[AIM]: Identify all lines of the data containing the string "with" and copy them.

_ _ _ _

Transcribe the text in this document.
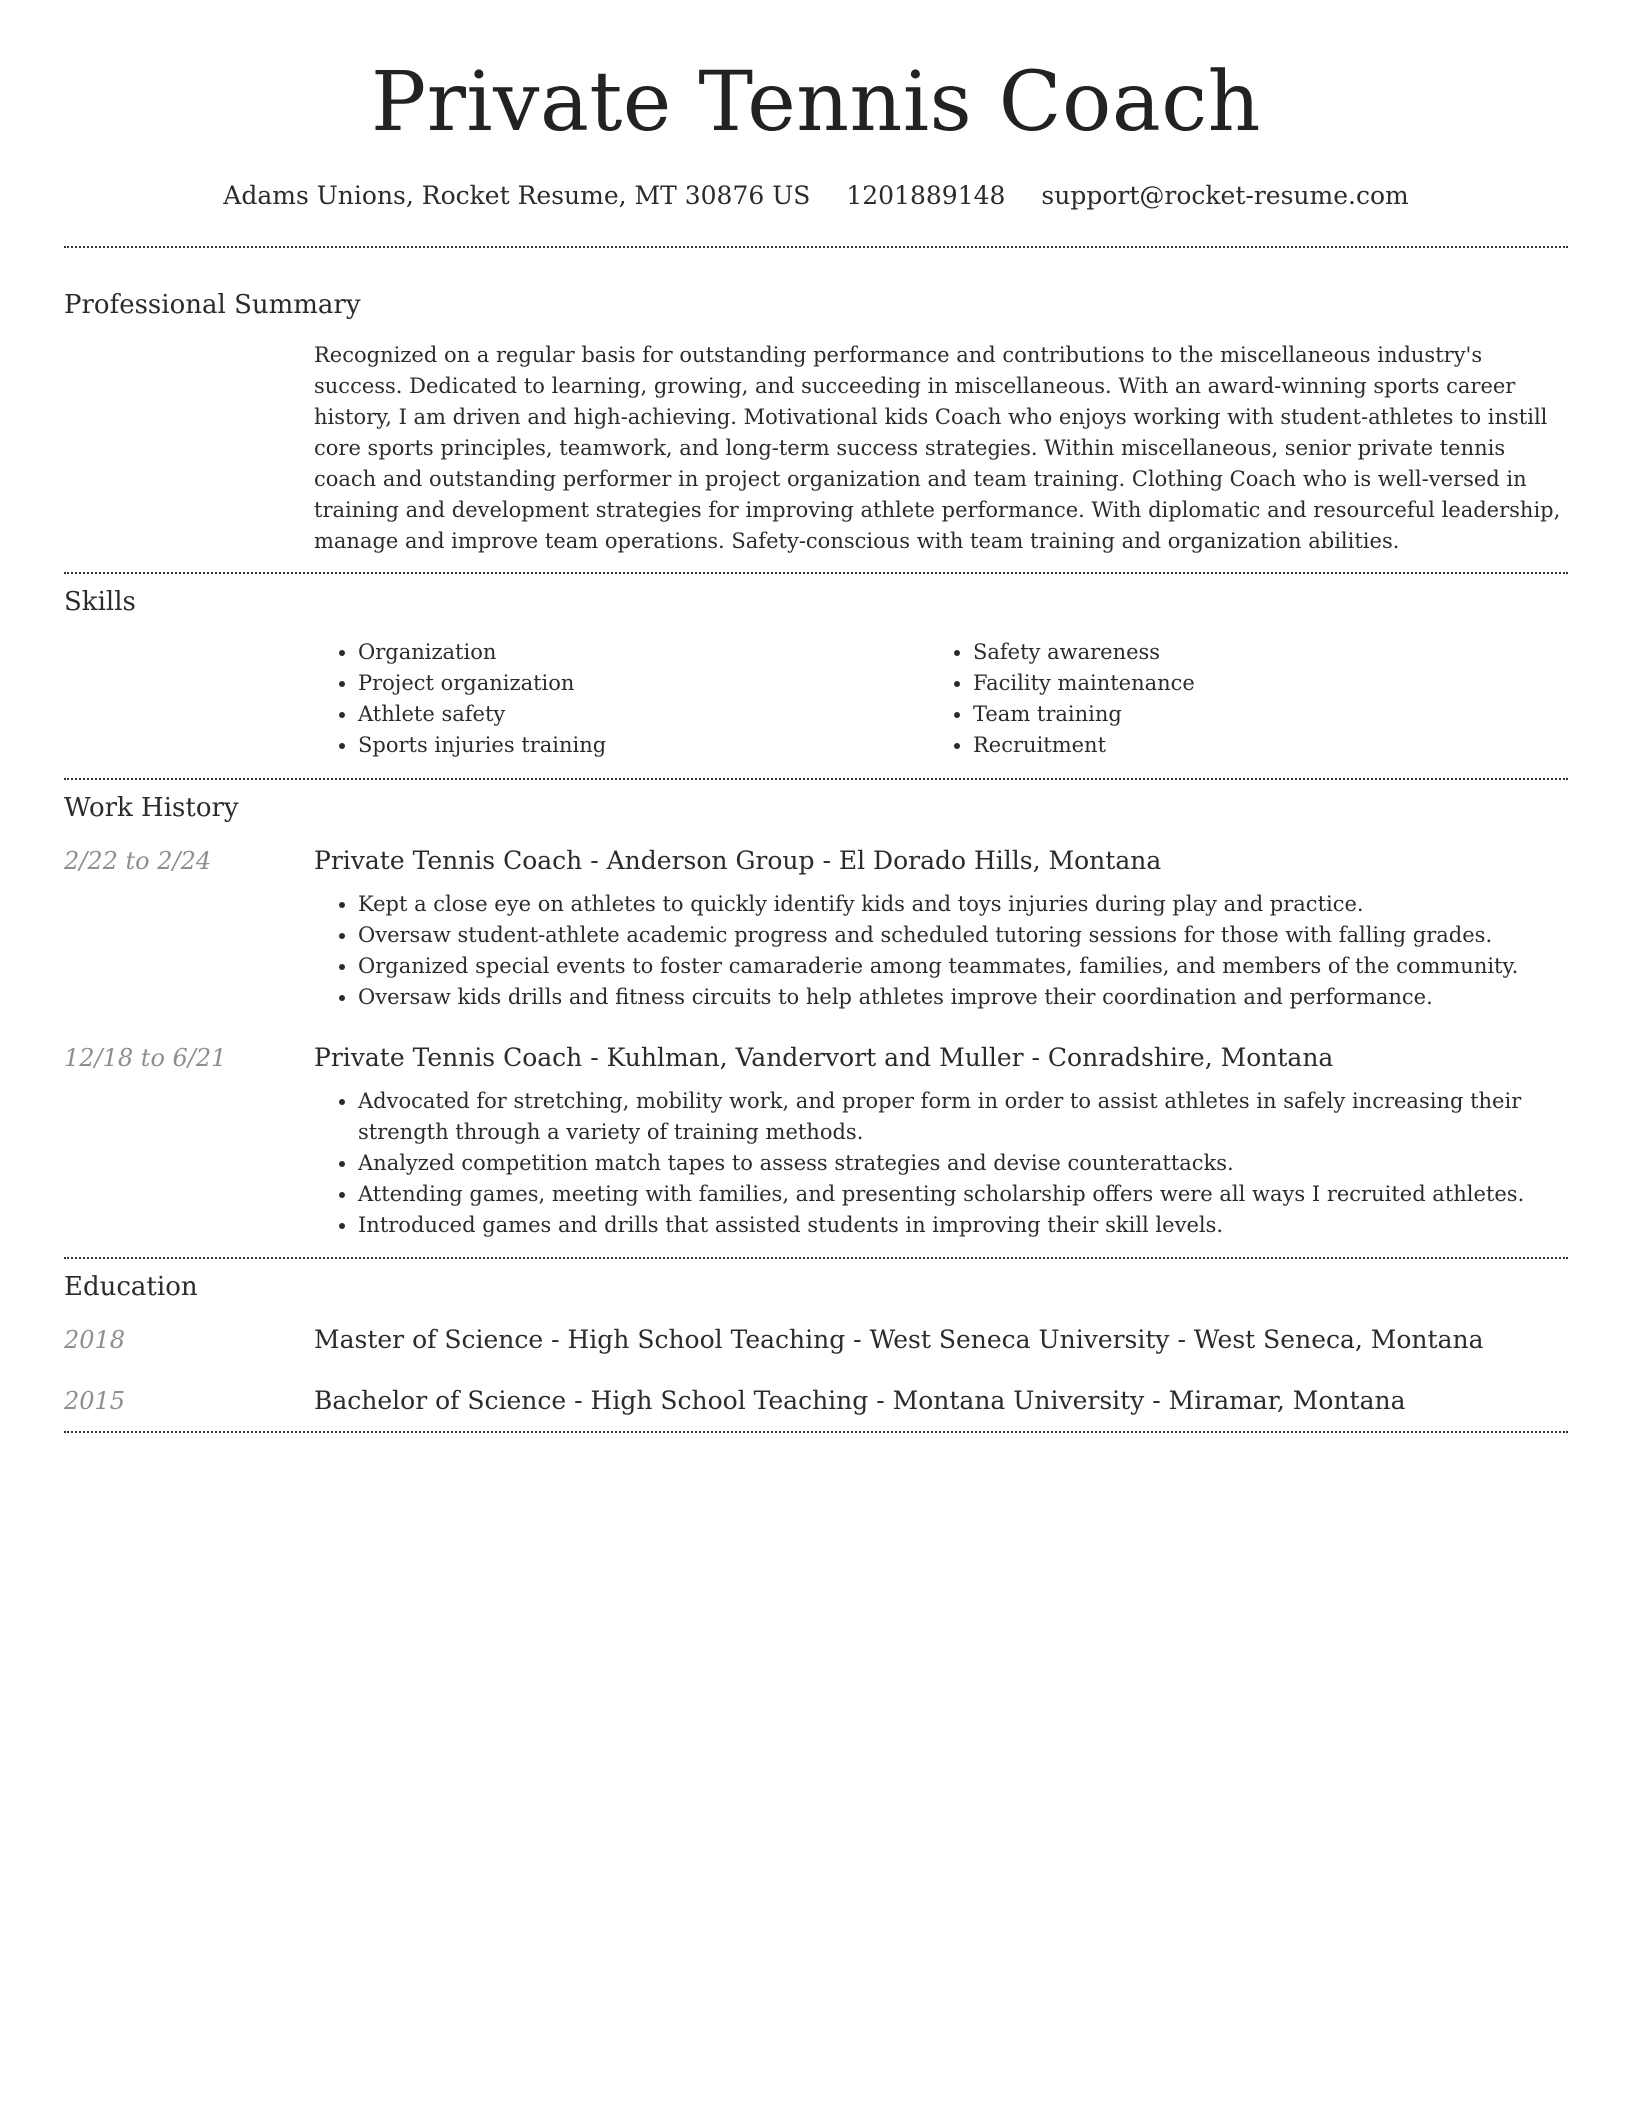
Private Tennis Coach
Adams Unions, Rocket Resume, MT 30876 US 1201889148 support@rocket-resume.com
Professional Summary

Recognized on a regular basis for outstanding performance and contributions to the miscellaneous industry's success. Dedicated to learning, growing, and succeeding in miscellaneous. With an award-winning sports career history, I am driven and high-achieving. Motivational kids Coach who enjoys working with student-athletes to instill core sports principles, teamwork, and long-term success strategies. Within miscellaneous, senior private tennis coach and outstanding performer in project organization and team training. Clothing Coach who is well-versed in training and development strategies for improving athlete performance. With diplomatic and resourceful leadership, manage and improve team operations. Safety-conscious with team training and organization abilities.

Skills
• Organization
• Project organization
• Athlete safety
• Sports injuries training
• Safety awareness
• Facility maintenance
• Team training
• Recruitment
Work History
2/22 to 2/24	Private Tennis Coach - Anderson Group - El Dorado Hills, Montana
• Kept a close eye on athletes to quickly identify kids and toys injuries during play and practice.
• Oversaw student-athlete academic progress and scheduled tutoring sessions for those with falling grades.
• Organized special events to foster camaraderie among teammates, families, and members of the community.
• Oversaw kids drills and fitness circuits to help athletes improve their coordination and performance.
12/18 to 6/21	Private Tennis Coach - Kuhlman, Vandervort and Muller - Conradshire, Montana
• Advocated for stretching, mobility work, and proper form in order to assist athletes in safely increasing their strength through a variety of training methods.
• Analyzed competition match tapes to assess strategies and devise counterattacks.
• Attending games, meeting with families, and presenting scholarship offers were all ways I recruited athletes.
• Introduced games and drills that assisted students in improving their skill levels.
Education
2018	Master of Science - High School Teaching - West Seneca University - West Seneca, Montana
2015	Bachelor of Science - High School Teaching - Montana University - Miramar, Montana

_ _ _ _

[RIGHT ANSWER]:
Recognized on a regular basis for outstanding performance and contributions to the miscellaneous industry's success. Dedicated to learning, growing, and succeeding in miscellaneous. With an award-winning sports career history, I am driven and high-achieving. Motivational kids Coach who enjoys working with student-athletes to instill core sports principles, teamwork, and long-term success strategies. Within miscellaneous, senior private tennis coach and outstanding performer in project organization and team training. Clothing Coach who is well-versed in training and development strategies for improving athlete performance. With diplomatic and resourceful leadership, manage and improve team operations. Safety-conscious with team training and organization abilities.
• Oversaw student-athlete academic progress and scheduled tutoring sessions for those with falling grades.
• Attending games, meeting with families, and presenting scholarship offers were all ways I recruited athletes.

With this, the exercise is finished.